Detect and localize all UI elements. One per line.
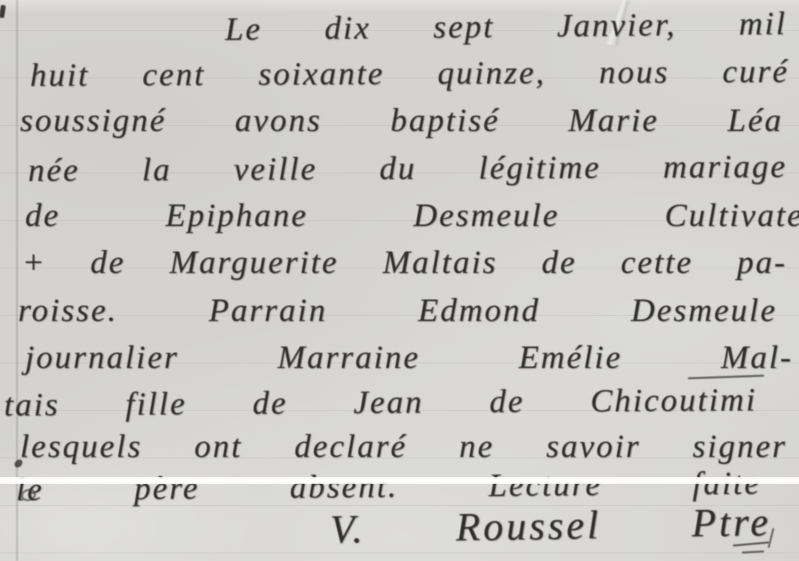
scan-white-stripe: [0, 477, 799, 484]
text-line-6: + de Marguerite Maltais de cette pa-: [22, 245, 787, 291]
text-line-3: soussigné avons baptisé Marie Léa: [20, 103, 783, 149]
text-line-4: née la veille du légitime mariage: [28, 149, 787, 199]
text-line-2: huit cent soixante quinze, nous curé: [30, 54, 789, 104]
register-page: Le dix sept Janvier, mil huit cent soixa…: [0, 0, 799, 561]
text-line-9: tais fille de Jean de Chicoutimi: [4, 382, 757, 433]
ink-tick-mark: [0, 5, 6, 19]
signature-flourish-2: [742, 550, 764, 553]
signature-line: V. Roussel Ptre: [330, 499, 772, 553]
text-line-1: Le dix sept Janvier, mil: [225, 6, 787, 58]
text-line-7: roisse. Parrain Edmond Desmeule: [18, 293, 777, 339]
text-line-8: journalier Marraine Emélie Mal-: [25, 340, 793, 386]
text-line-5: de Epiphane Desmeule Cultivateur: [25, 198, 799, 244]
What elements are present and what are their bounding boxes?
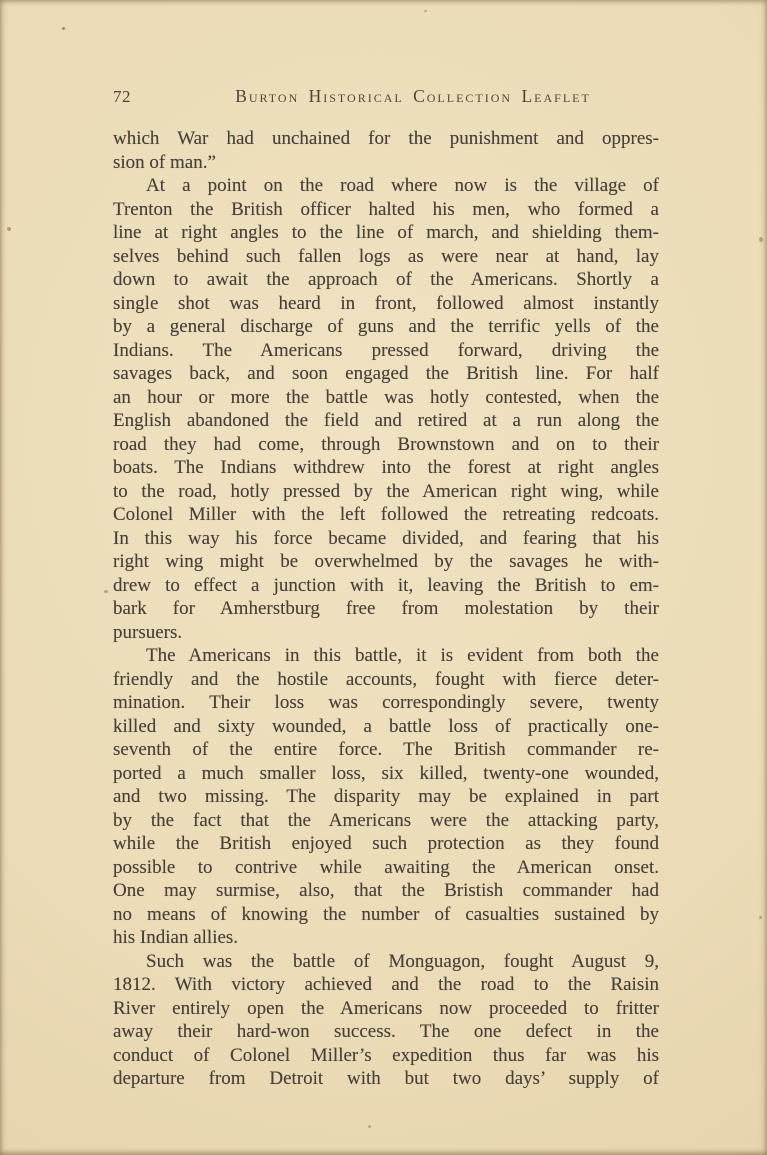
paragraph: Such was the battle of Monguagon, fought… bbox=[113, 950, 659, 1091]
paper-speck bbox=[368, 1125, 371, 1128]
text-line: road they had come, through Brownstown a… bbox=[113, 433, 659, 457]
text-line: savages back, and soon engaged the Briti… bbox=[113, 362, 659, 386]
page-header: 72 Burton Historical Collection Leaflet bbox=[113, 86, 659, 108]
text-line: mination. Their loss was correspondingly… bbox=[113, 691, 659, 715]
text-line: single shot was heard in front, followed… bbox=[113, 292, 659, 316]
text-line: 1812. With victory achieved and the road… bbox=[113, 973, 659, 997]
page-body-text: which War had unchained for the punishme… bbox=[113, 127, 659, 1091]
text-line: by the fact that the Americans were the … bbox=[113, 809, 659, 833]
paragraph: The Americans in this battle, it is evid… bbox=[113, 644, 659, 950]
paper-speck bbox=[759, 237, 763, 242]
paper-speck bbox=[7, 227, 11, 231]
page-number: 72 bbox=[113, 87, 131, 107]
text-line: to the road, hotly pressed by the Americ… bbox=[113, 480, 659, 504]
text-line: selves behind such fallen logs as were n… bbox=[113, 245, 659, 269]
text-line: Trenton the British officer halted his m… bbox=[113, 198, 659, 222]
text-line: English abandoned the field and retired … bbox=[113, 409, 659, 433]
text-line: friendly and the hostile accounts, fough… bbox=[113, 668, 659, 692]
paper-speck bbox=[62, 27, 65, 30]
text-line: departure from Detroit with but two days… bbox=[113, 1067, 659, 1091]
text-line: Indians. The Americans pressed forward, … bbox=[113, 339, 659, 363]
paper-speck bbox=[104, 590, 108, 593]
text-line: line at right angles to the line of marc… bbox=[113, 221, 659, 245]
paper-speck bbox=[424, 10, 427, 12]
text-line: Colonel Miller with the left followed th… bbox=[113, 503, 659, 527]
text-line: drew to effect a junction with it, leavi… bbox=[113, 574, 659, 598]
text-line: At a point on the road where now is the … bbox=[113, 174, 659, 198]
running-title: Burton Historical Collection Leaflet bbox=[140, 86, 686, 107]
text-line: which War had unchained for the punishme… bbox=[113, 127, 659, 151]
book-page-scan: 72 Burton Historical Collection Leaflet … bbox=[0, 0, 767, 1155]
text-line: The Americans in this battle, it is evid… bbox=[113, 644, 659, 668]
text-line: conduct of Colonel Miller’s expedition t… bbox=[113, 1044, 659, 1068]
text-line: an hour or more the battle was hotly con… bbox=[113, 386, 659, 410]
text-line: while the British enjoyed such protectio… bbox=[113, 832, 659, 856]
text-line: down to await the approach of the Americ… bbox=[113, 268, 659, 292]
text-line: bark for Amherstburg free from molestati… bbox=[113, 597, 659, 621]
text-line: killed and sixty wounded, a battle loss … bbox=[113, 715, 659, 739]
text-line: sion of man.” bbox=[113, 151, 659, 175]
text-line: River entirely open the Americans now pr… bbox=[113, 997, 659, 1021]
text-line: boats. The Indians withdrew into the for… bbox=[113, 456, 659, 480]
text-line: his Indian allies. bbox=[113, 926, 659, 950]
text-line: away their hard-won success. The one def… bbox=[113, 1020, 659, 1044]
text-line: by a general discharge of guns and the t… bbox=[113, 315, 659, 339]
text-line: seventh of the entire force. The British… bbox=[113, 738, 659, 762]
text-line: no means of knowing the number of casual… bbox=[113, 903, 659, 927]
text-line: One may surmise, also, that the Bristish… bbox=[113, 879, 659, 903]
text-line: right wing might be overwhelmed by the s… bbox=[113, 550, 659, 574]
text-line: pursuers. bbox=[113, 621, 659, 645]
paragraph: which War had unchained for the punishme… bbox=[113, 127, 659, 174]
paragraph: At a point on the road where now is the … bbox=[113, 174, 659, 644]
text-line: possible to contrive while awaiting the … bbox=[113, 856, 659, 880]
paper-speck bbox=[759, 916, 762, 919]
text-line: Such was the battle of Monguagon, fought… bbox=[113, 950, 659, 974]
text-line: ported a much smaller loss, six killed, … bbox=[113, 762, 659, 786]
text-line: In this way his force became divided, an… bbox=[113, 527, 659, 551]
text-line: and two missing. The disparity may be ex… bbox=[113, 785, 659, 809]
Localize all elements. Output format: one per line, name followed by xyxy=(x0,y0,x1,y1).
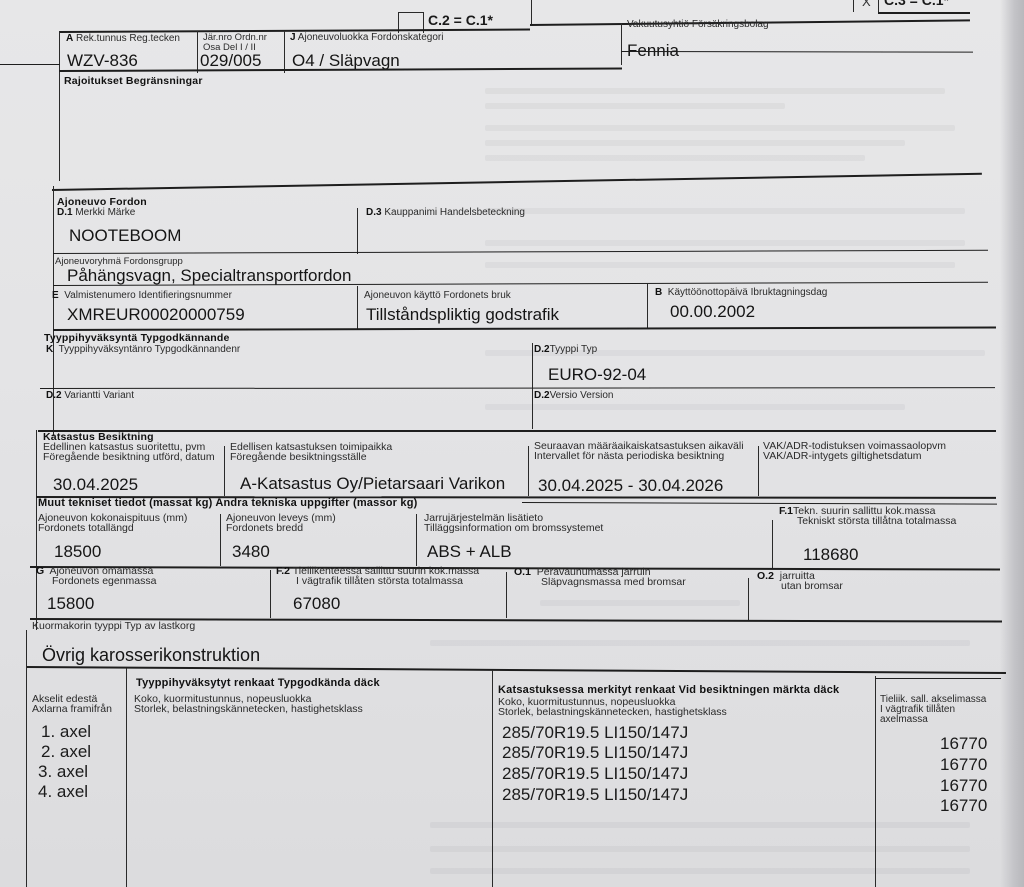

▶ Short exercise: Copy out word for word the lines from the one containing "paragraph: Such was" through the one containing "text-line: single shot", including both of those lines.

▶ Written response:
paragraph: Such was the battle of Monguagon, fought… bbox=[113, 950, 659, 1091]
paper-speck bbox=[368, 1125, 371, 1128]
text-line: road they had come, through Brownstown a… bbox=[113, 433, 659, 457]
text-line: savages back, and soon engaged the Briti… bbox=[113, 362, 659, 386]
page-header: 72 Burton Historical Collection Leaflet bbox=[113, 86, 659, 108]
text-line: mination. Their loss was correspondingly… bbox=[113, 691, 659, 715]
text-line: single shot was heard in front, followed… bbox=[113, 292, 659, 316]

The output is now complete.